=== Materials provided ===
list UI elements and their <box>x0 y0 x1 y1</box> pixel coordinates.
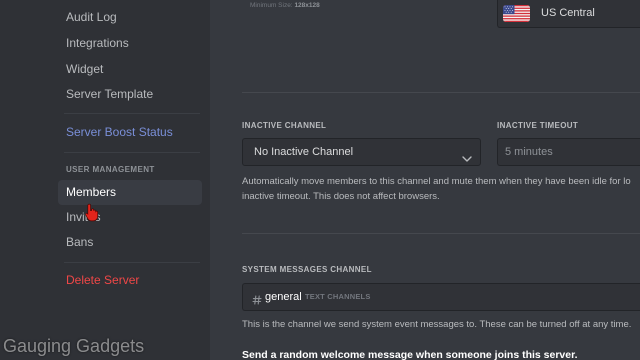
server-region-select[interactable]: US Central <box>497 0 640 28</box>
watermark-text: Gauging Gadgets <box>3 336 145 356</box>
icon-size-hint: Minimum Size: 128x128 <box>250 1 320 10</box>
sidebar-divider <box>64 152 200 153</box>
inactive-channel-select[interactable]: No Inactive Channel <box>242 138 481 166</box>
sidebar-section-header-user-management: USER MANAGEMENT <box>66 165 155 174</box>
hash-icon <box>252 292 262 305</box>
sidebar-divider <box>64 262 200 263</box>
inactive-timeout-label: INACTIVE TIMEOUT <box>497 121 579 130</box>
sidebar-divider <box>64 113 200 114</box>
system-messages-channel-select[interactable]: general TEXT CHANNELS <box>242 283 640 311</box>
inactive-description-line-2: inactive timeout. This does not affect b… <box>242 191 440 202</box>
chevron-down-icon <box>462 149 472 162</box>
welcome-message-toggle-label: Send a random welcome message when someo… <box>242 349 578 360</box>
sidebar-item-bans[interactable]: Bans <box>58 230 202 255</box>
system-channel-name: general <box>265 291 302 303</box>
us-flag-icon <box>503 5 530 22</box>
icon-size-hint-label: Minimum Size: <box>250 2 293 9</box>
welcome-message-row: Send a random welcome message when someo… <box>242 348 640 360</box>
system-channel-category: TEXT CHANNELS <box>305 292 371 301</box>
icon-size-hint-value: 128x128 <box>294 2 320 9</box>
system-messages-description: This is the channel we send system event… <box>242 319 632 330</box>
system-messages-channel-label: SYSTEM MESSAGES CHANNEL <box>242 265 372 274</box>
sidebar-item-members[interactable]: Members <box>58 180 202 205</box>
inactive-description-line-1: Automatically move members to this chann… <box>242 176 631 187</box>
sidebar-item-server-boost-status[interactable]: Server Boost Status <box>58 120 202 145</box>
hand-cursor-icon <box>85 203 99 222</box>
settings-sidebar: Audit Log Integrations Widget Server Tem… <box>0 0 210 360</box>
inactive-timeout-select[interactable]: 5 minutes <box>497 138 640 166</box>
server-region-value: US Central <box>541 7 595 19</box>
sidebar-item-invites[interactable]: Invites <box>58 205 202 230</box>
sidebar-item-audit-log[interactable]: Audit Log <box>58 5 202 30</box>
inactive-channel-value: No Inactive Channel <box>254 146 354 158</box>
inactive-timeout-value: 5 minutes <box>505 146 553 158</box>
inactive-channel-label: INACTIVE CHANNEL <box>242 121 327 130</box>
sidebar-item-widget[interactable]: Widget <box>58 57 202 82</box>
sidebar-item-integrations[interactable]: Integrations <box>58 31 202 56</box>
sidebar-item-server-template[interactable]: Server Template <box>58 82 202 107</box>
sidebar-item-delete-server[interactable]: Delete Server <box>58 268 202 293</box>
section-divider <box>242 233 640 234</box>
section-divider <box>242 92 640 93</box>
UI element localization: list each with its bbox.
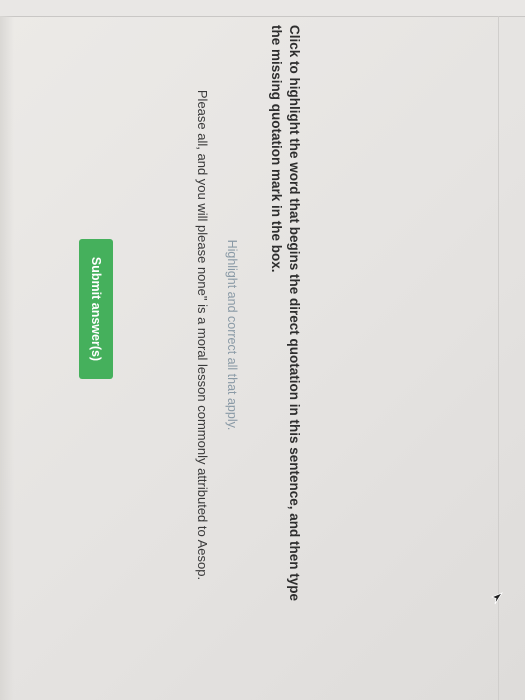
question-panel: Click to highlight the word that begins … xyxy=(21,15,311,655)
screen-edge-shadow xyxy=(0,16,14,700)
quotation-sentence[interactable]: Please all, and you will please none" is… xyxy=(195,15,210,655)
question-instruction: Click to highlight the word that begins … xyxy=(269,25,302,602)
submit-answers-button[interactable]: Submit answer(s) xyxy=(79,239,113,379)
mouse-pointer-icon xyxy=(491,592,503,605)
question-hint: Highlight and correct all that apply. xyxy=(225,239,239,431)
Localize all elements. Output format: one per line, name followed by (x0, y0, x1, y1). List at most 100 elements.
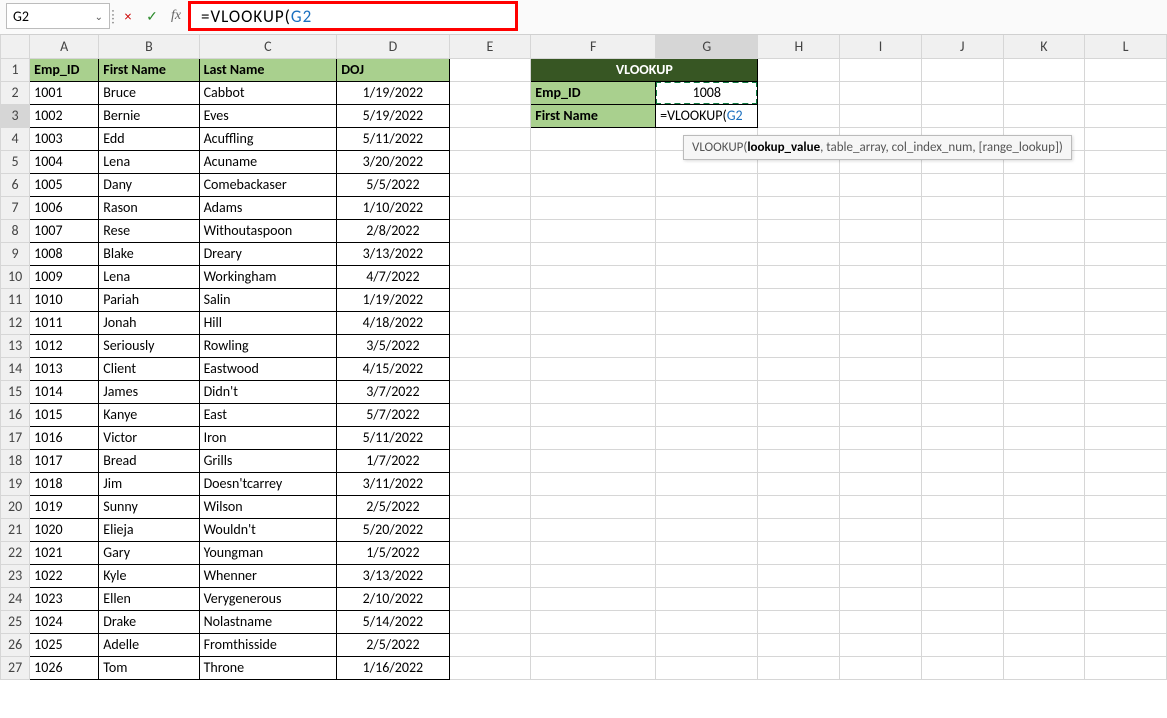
cell-J11[interactable] (921, 288, 1003, 311)
cell-C27[interactable]: Throne (199, 656, 337, 679)
cell-J20[interactable] (921, 495, 1003, 518)
cell-D6[interactable]: 5/5/2022 (337, 173, 449, 196)
cell-B24[interactable]: Ellen (99, 587, 199, 610)
cell-D8[interactable]: 2/8/2022 (337, 219, 449, 242)
cell-H15[interactable] (758, 380, 840, 403)
cell-G2[interactable]: 1008 (656, 81, 758, 104)
cell-J27[interactable] (921, 656, 1003, 679)
cell-C9[interactable]: Dreary (199, 242, 337, 265)
cell-C24[interactable]: Verygenerous (199, 587, 337, 610)
cell-C6[interactable]: Comebackaser (199, 173, 337, 196)
cell-D7[interactable]: 1/10/2022 (337, 196, 449, 219)
cell-K14[interactable] (1003, 357, 1085, 380)
cell-J10[interactable] (921, 265, 1003, 288)
cell-D5[interactable]: 3/20/2022 (337, 150, 449, 173)
cell-D11[interactable]: 1/19/2022 (337, 288, 449, 311)
cell-K7[interactable] (1003, 196, 1085, 219)
cell-B25[interactable]: Drake (99, 610, 199, 633)
cell-F1[interactable]: VLOOKUP (531, 58, 758, 81)
cell-C11[interactable]: Salin (199, 288, 337, 311)
cell-K19[interactable] (1003, 472, 1085, 495)
cell-A11[interactable]: 1010 (30, 288, 99, 311)
cell-I8[interactable] (840, 219, 922, 242)
cell-H26[interactable] (758, 633, 840, 656)
cell-J22[interactable] (921, 541, 1003, 564)
cell-F25[interactable] (531, 610, 656, 633)
cell-E20[interactable] (449, 495, 531, 518)
cell-C4[interactable]: Acuffling (199, 127, 337, 150)
cell-D27[interactable]: 1/16/2022 (337, 656, 449, 679)
col-header-A[interactable]: A (30, 35, 99, 58)
cell-I9[interactable] (840, 242, 922, 265)
cell-H10[interactable] (758, 265, 840, 288)
cell-H22[interactable] (758, 541, 840, 564)
cell-K15[interactable] (1003, 380, 1085, 403)
cell-C17[interactable]: Iron (199, 426, 337, 449)
cell-L3[interactable] (1085, 104, 1167, 127)
cell-C5[interactable]: Acuname (199, 150, 337, 173)
cell-C19[interactable]: Doesn'tcarrey (199, 472, 337, 495)
cell-J6[interactable] (921, 173, 1003, 196)
insert-function-button[interactable]: fx (164, 3, 188, 29)
cell-E7[interactable] (449, 196, 531, 219)
cell-F11[interactable] (531, 288, 656, 311)
cell-A18[interactable]: 1017 (30, 449, 99, 472)
row-header[interactable]: 2 (1, 81, 30, 104)
cell-A17[interactable]: 1016 (30, 426, 99, 449)
cell-I14[interactable] (840, 357, 922, 380)
cell-E13[interactable] (449, 334, 531, 357)
col-header-H[interactable]: H (758, 35, 840, 58)
cell-H1[interactable] (758, 58, 840, 81)
cell-J2[interactable] (921, 81, 1003, 104)
cell-L13[interactable] (1085, 334, 1167, 357)
cell-I18[interactable] (840, 449, 922, 472)
cell-D20[interactable]: 2/5/2022 (337, 495, 449, 518)
cell-L12[interactable] (1085, 311, 1167, 334)
cell-B15[interactable]: James (99, 380, 199, 403)
cell-B6[interactable]: Dany (99, 173, 199, 196)
cell-L9[interactable] (1085, 242, 1167, 265)
cell-F13[interactable] (531, 334, 656, 357)
cell-D18[interactable]: 1/7/2022 (337, 449, 449, 472)
row-header[interactable]: 22 (1, 541, 30, 564)
cell-G3[interactable]: =VLOOKUP(G2 (656, 104, 758, 127)
select-all-corner[interactable] (1, 35, 30, 58)
cell-C25[interactable]: Nolastname (199, 610, 337, 633)
cell-D24[interactable]: 2/10/2022 (337, 587, 449, 610)
row-header[interactable]: 11 (1, 288, 30, 311)
cell-I1[interactable] (840, 58, 922, 81)
cell-J26[interactable] (921, 633, 1003, 656)
row-header[interactable]: 17 (1, 426, 30, 449)
cell-F20[interactable] (531, 495, 656, 518)
cell-H13[interactable] (758, 334, 840, 357)
cell-K22[interactable] (1003, 541, 1085, 564)
cell-C14[interactable]: Eastwood (199, 357, 337, 380)
cell-I12[interactable] (840, 311, 922, 334)
cell-D16[interactable]: 5/7/2022 (337, 403, 449, 426)
cell-G11[interactable] (656, 288, 758, 311)
cell-D26[interactable]: 2/5/2022 (337, 633, 449, 656)
cell-I19[interactable] (840, 472, 922, 495)
cell-K11[interactable] (1003, 288, 1085, 311)
cell-A9[interactable]: 1008 (30, 242, 99, 265)
cell-J18[interactable] (921, 449, 1003, 472)
cell-L17[interactable] (1085, 426, 1167, 449)
cell-B13[interactable]: Seriously (99, 334, 199, 357)
cell-J12[interactable] (921, 311, 1003, 334)
cell-B2[interactable]: Bruce (99, 81, 199, 104)
cell-E23[interactable] (449, 564, 531, 587)
cell-G6[interactable] (656, 173, 758, 196)
cell-H8[interactable] (758, 219, 840, 242)
cell-C26[interactable]: Fromthisside (199, 633, 337, 656)
cell-J8[interactable] (921, 219, 1003, 242)
cell-K23[interactable] (1003, 564, 1085, 587)
cell-I10[interactable] (840, 265, 922, 288)
cell-C20[interactable]: Wilson (199, 495, 337, 518)
cell-E17[interactable] (449, 426, 531, 449)
cell-C13[interactable]: Rowling (199, 334, 337, 357)
cell-D10[interactable]: 4/7/2022 (337, 265, 449, 288)
cell-K8[interactable] (1003, 219, 1085, 242)
row-header[interactable]: 24 (1, 587, 30, 610)
cell-A16[interactable]: 1015 (30, 403, 99, 426)
cell-K1[interactable] (1003, 58, 1085, 81)
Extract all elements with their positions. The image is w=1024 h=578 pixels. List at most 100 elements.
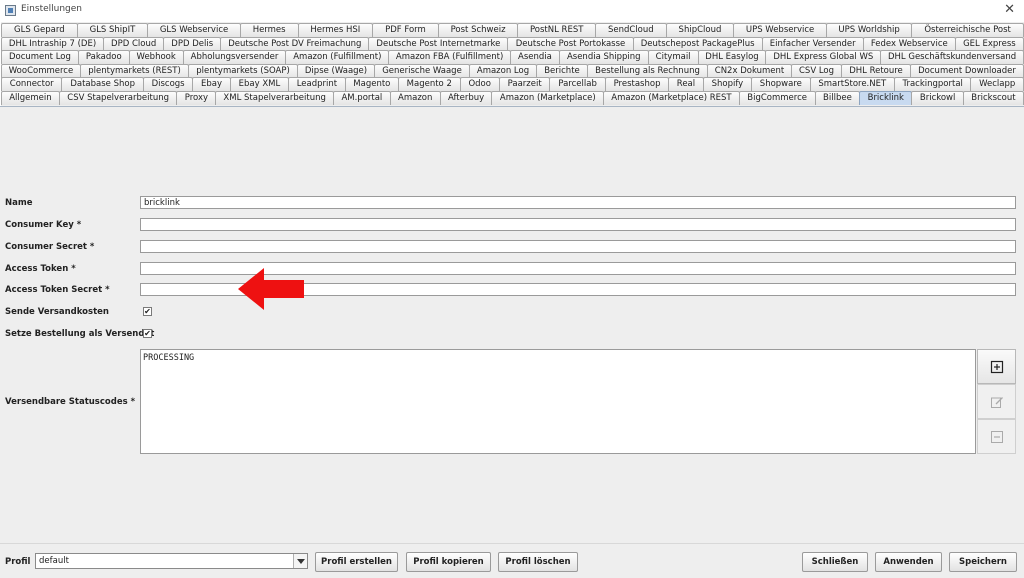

=== What you will do ===
Copy the data verbatim, starting with the line containing "question-panel: Click to" and going on through the line containing "Localize all elements.", with both of those lines included.

=== Exercise answer ===
question-panel: Click to highlight the word that begins … xyxy=(21,15,311,655)
screen-edge-shadow xyxy=(0,16,14,700)
quotation-sentence[interactable]: Please all, and you will please none" is… xyxy=(195,15,210,655)
question-instruction: Click to highlight the word that begins … xyxy=(269,25,302,602)
submit-answers-button[interactable]: Submit answer(s) xyxy=(79,239,113,379)
mouse-pointer-icon xyxy=(491,592,503,605)
question-hint: Highlight and correct all that apply. xyxy=(225,239,239,431)
Localize all elements. Output format: one per line, name followed by (x0, y0, x1, y1). List at most 100 elements.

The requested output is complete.